** START OF RECORDED DATA **

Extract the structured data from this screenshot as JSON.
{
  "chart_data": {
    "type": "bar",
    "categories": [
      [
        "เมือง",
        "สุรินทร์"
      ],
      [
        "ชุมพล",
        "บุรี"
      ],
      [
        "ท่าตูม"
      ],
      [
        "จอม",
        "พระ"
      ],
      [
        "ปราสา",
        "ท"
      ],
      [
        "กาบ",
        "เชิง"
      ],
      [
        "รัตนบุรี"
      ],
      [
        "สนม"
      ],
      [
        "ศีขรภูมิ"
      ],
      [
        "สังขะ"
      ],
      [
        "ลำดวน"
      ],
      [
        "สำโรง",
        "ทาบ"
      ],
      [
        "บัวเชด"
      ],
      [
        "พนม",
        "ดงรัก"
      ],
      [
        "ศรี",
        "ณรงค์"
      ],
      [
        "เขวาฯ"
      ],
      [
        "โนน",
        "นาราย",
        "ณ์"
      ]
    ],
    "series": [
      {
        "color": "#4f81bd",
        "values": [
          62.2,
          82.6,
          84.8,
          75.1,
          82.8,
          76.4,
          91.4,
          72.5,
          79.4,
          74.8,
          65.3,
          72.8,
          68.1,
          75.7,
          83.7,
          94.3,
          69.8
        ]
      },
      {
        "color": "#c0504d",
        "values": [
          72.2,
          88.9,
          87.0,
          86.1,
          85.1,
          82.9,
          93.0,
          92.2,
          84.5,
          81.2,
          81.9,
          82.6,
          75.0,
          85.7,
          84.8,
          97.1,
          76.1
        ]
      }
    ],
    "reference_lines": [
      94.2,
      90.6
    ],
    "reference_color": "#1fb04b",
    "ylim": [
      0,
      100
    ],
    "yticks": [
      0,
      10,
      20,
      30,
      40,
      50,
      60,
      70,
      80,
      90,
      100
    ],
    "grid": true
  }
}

** END OF RECORDED DATA **

### EXERCISE BRIEF
Please output the complete data exactly.

### PROBLEM SOLUTION
Extract the structured data from this screenshot as JSON.
{
  "chart_data": {
    "type": "bar",
    "categories": [
      [
        "เมือง",
        "สุรินทร์"
      ],
      [
        "ชุมพล",
        "บุรี"
      ],
      [
        "ท่าตูม"
      ],
      [
        "จอม",
        "พระ"
      ],
      [
        "ปราสา",
        "ท"
      ],
      [
        "กาบ",
        "เชิง"
      ],
      [
        "รัตนบุรี"
      ],
      [
        "สนม"
      ],
      [
        "ศีขรภูมิ"
      ],
      [
        "สังขะ"
      ],
      [
        "ลำดวน"
      ],
      [
        "สำโรง",
        "ทาบ"
      ],
      [
        "บัวเชด"
      ],
      [
        "พนม",
        "ดงรัก"
      ],
      [
        "ศรี",
        "ณรงค์"
      ],
      [
        "เขวาฯ"
      ],
      [
        "โนน",
        "นาราย",
        "ณ์"
      ]
    ],
    "series": [
      {
        "color": "#4f81bd",
        "values": [
          62.2,
          82.6,
          84.8,
          75.1,
          82.8,
          76.4,
          91.4,
          72.5,
          79.4,
          74.8,
          65.3,
          72.8,
          68.1,
          75.7,
          83.7,
          94.3,
          69.8
        ]
      },
      {
        "color": "#c0504d",
        "values": [
          72.2,
          88.9,
          87.0,
          86.1,
          85.1,
          82.9,
          93.0,
          92.2,
          84.5,
          81.2,
          81.9,
          82.6,
          75.0,
          85.7,
          84.8,
          97.1,
          76.1
        ]
      }
    ],
    "reference_lines": [
      94.2,
      90.6
    ],
    "reference_color": "#1fb04b",
    "ylim": [
      0,
      100
    ],
    "yticks": [
      0,
      10,
      20,
      30,
      40,
      50,
      60,
      70,
      80,
      90,
      100
    ],
    "grid": true
  }
}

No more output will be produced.